Please output as a numbered list the data starting with the line that contains "List every element" and going on through the line that contains "add-files-label: Add Files", with blank lines left out. Leave the pictures out of your answer.

Data listing:

════

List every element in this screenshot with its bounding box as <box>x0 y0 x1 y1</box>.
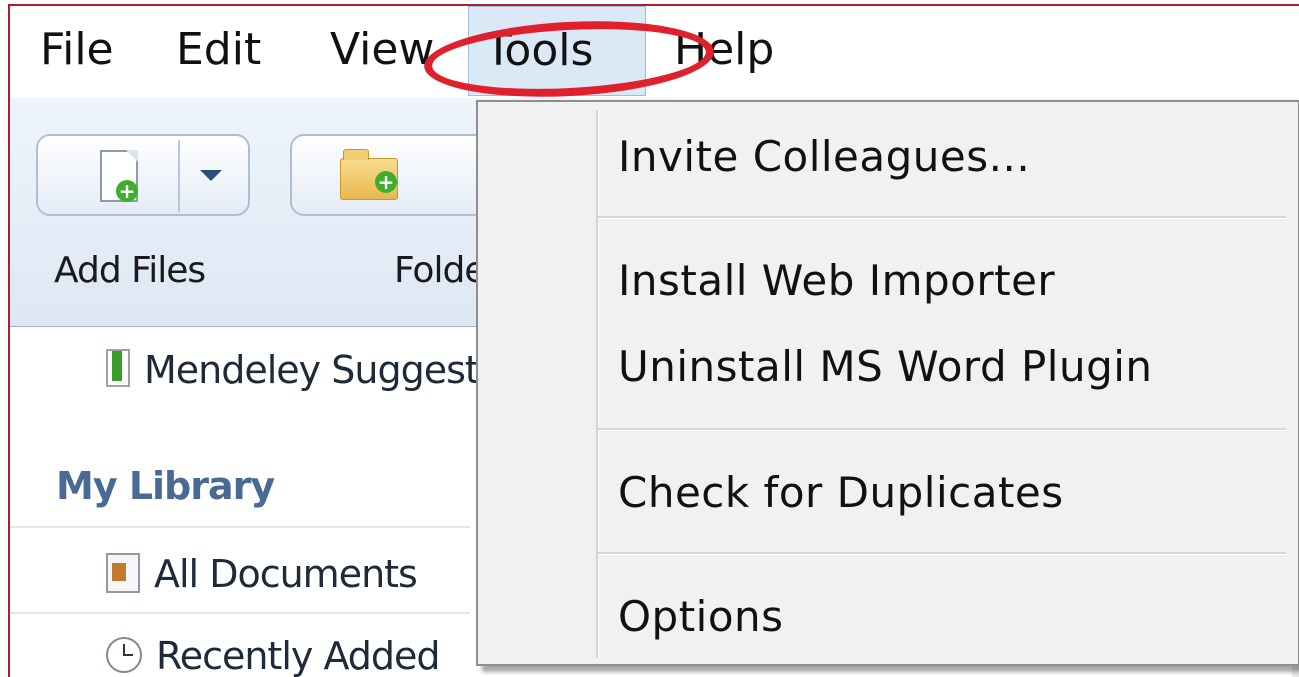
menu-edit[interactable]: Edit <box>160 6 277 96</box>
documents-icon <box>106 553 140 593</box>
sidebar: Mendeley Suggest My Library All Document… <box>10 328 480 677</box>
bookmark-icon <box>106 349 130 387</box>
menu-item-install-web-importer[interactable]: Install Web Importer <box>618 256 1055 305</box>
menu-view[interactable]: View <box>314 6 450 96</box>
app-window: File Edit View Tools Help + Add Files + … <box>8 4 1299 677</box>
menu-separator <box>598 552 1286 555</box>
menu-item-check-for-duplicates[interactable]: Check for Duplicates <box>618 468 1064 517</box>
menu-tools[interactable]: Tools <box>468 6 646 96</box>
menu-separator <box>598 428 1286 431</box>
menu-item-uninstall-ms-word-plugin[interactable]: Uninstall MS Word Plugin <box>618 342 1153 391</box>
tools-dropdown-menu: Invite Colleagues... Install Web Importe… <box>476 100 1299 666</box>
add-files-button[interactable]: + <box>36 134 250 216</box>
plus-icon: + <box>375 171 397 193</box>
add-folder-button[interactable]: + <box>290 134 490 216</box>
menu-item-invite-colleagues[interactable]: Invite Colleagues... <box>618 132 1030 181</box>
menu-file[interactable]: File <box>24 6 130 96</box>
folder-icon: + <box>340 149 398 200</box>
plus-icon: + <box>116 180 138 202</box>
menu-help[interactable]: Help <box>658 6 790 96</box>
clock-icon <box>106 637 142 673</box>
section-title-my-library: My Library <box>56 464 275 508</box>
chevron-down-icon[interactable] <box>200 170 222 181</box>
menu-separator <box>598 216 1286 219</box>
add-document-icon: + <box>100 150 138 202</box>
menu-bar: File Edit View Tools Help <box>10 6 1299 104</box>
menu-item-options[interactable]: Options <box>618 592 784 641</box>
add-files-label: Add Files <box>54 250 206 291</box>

════

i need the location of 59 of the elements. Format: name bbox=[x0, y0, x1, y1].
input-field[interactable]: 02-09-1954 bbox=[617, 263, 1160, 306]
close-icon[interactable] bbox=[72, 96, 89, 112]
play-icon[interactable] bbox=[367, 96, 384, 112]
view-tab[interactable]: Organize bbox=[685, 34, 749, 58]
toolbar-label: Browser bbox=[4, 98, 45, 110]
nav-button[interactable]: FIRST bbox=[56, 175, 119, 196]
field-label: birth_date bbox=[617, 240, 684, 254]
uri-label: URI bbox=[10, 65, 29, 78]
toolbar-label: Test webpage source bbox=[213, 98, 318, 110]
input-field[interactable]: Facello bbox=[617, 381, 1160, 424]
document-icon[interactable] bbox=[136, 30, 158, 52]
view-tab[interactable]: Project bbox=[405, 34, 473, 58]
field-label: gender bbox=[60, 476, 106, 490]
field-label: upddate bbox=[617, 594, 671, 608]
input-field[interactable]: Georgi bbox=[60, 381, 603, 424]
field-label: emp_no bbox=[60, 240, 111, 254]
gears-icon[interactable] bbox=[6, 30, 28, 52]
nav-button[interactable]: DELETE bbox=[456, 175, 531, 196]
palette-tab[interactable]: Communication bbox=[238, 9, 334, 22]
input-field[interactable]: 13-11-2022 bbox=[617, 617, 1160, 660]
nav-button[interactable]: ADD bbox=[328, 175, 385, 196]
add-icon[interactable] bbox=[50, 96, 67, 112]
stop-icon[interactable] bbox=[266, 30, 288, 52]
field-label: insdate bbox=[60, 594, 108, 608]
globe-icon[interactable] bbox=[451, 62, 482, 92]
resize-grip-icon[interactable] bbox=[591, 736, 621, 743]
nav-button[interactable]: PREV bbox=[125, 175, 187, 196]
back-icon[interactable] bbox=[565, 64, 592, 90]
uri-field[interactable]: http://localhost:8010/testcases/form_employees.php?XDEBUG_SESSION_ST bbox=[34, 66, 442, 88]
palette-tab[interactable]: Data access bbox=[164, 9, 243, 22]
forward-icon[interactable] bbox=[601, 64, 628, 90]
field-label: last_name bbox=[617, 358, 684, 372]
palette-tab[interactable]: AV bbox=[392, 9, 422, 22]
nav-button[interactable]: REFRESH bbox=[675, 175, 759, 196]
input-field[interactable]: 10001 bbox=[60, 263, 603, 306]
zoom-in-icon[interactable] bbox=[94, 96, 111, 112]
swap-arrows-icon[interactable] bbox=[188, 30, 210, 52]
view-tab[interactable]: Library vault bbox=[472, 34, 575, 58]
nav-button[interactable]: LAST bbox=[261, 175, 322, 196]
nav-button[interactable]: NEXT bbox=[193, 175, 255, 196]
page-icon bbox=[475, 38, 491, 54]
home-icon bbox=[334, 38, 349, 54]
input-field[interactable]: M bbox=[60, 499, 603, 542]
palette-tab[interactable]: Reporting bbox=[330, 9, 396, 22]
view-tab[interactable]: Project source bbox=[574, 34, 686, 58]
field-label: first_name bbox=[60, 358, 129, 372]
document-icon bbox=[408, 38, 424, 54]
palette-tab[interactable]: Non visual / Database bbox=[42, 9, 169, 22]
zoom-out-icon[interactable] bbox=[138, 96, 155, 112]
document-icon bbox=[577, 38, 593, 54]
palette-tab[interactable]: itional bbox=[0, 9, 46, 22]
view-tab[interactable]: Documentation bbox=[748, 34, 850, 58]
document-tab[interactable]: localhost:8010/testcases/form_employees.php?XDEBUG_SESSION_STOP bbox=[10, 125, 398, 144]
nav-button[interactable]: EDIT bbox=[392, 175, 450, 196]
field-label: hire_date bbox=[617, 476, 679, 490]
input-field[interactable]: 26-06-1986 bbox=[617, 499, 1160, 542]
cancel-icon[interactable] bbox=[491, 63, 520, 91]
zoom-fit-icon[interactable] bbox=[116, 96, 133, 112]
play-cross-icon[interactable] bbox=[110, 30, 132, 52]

════

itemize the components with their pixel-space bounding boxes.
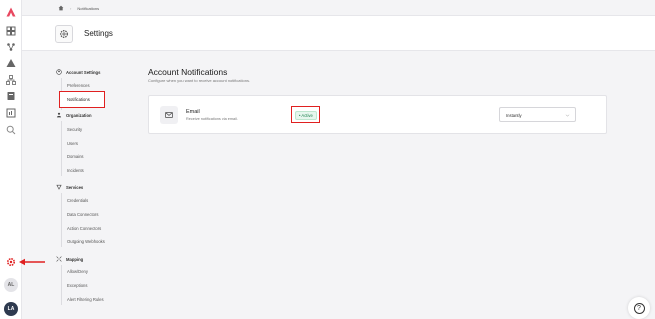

════

Complete answer:
1. List every element in this screenshot with its bounding box as <box>x0 y0 x1 y1</box>.
2. menu-edit[interactable]: Edit <box>160 6 277 96</box>
3. documents-icon <box>106 553 140 593</box>
4. sidebar: Mendeley Suggest My Library All Document… <box>10 328 480 677</box>
5. bookmark-icon <box>106 349 130 387</box>
6. menu-item-install-web-importer[interactable]: Install Web Importer <box>618 256 1055 305</box>
7. menu-view[interactable]: View <box>314 6 450 96</box>
8. app-window: File Edit View Tools Help + Add Files + … <box>8 4 1299 677</box>
9. menu-separator <box>598 552 1286 555</box>
10. menu-item-check-for-duplicates[interactable]: Check for Duplicates <box>618 468 1064 517</box>
11. menu-tools[interactable]: Tools <box>468 6 646 96</box>
12. menu-separator <box>598 428 1286 431</box>
13. menu-item-uninstall-ms-word-plugin[interactable]: Uninstall MS Word Plugin <box>618 342 1153 391</box>
14. tools-dropdown-menu: Invite Colleagues... Install Web Importe… <box>476 100 1299 666</box>
15. add-files-button[interactable]: + <box>36 134 250 216</box>
16. plus-icon: + <box>375 171 397 193</box>
17. add-folder-button[interactable]: + <box>290 134 490 216</box>
18. menu-item-invite-colleagues[interactable]: Invite Colleagues... <box>618 132 1030 181</box>
19. menu-file[interactable]: File <box>24 6 130 96</box>
20. folder-icon: + <box>340 149 398 200</box>
21. plus-icon: + <box>116 180 138 202</box>
22. menu-help[interactable]: Help <box>658 6 790 96</box>
23. clock-icon <box>106 637 142 673</box>
24. section-title-my-library: My Library <box>56 464 275 508</box>
25. chevron-down-icon[interactable] <box>200 170 222 181</box>
26. menu-separator <box>598 216 1286 219</box>
27. add-document-icon: + <box>100 150 138 202</box>
28. menu-bar: File Edit View Tools Help <box>10 6 1299 104</box>
29. menu-item-options[interactable]: Options <box>618 592 784 641</box>
30. add-files-label: Add Files <box>54 250 206 291</box>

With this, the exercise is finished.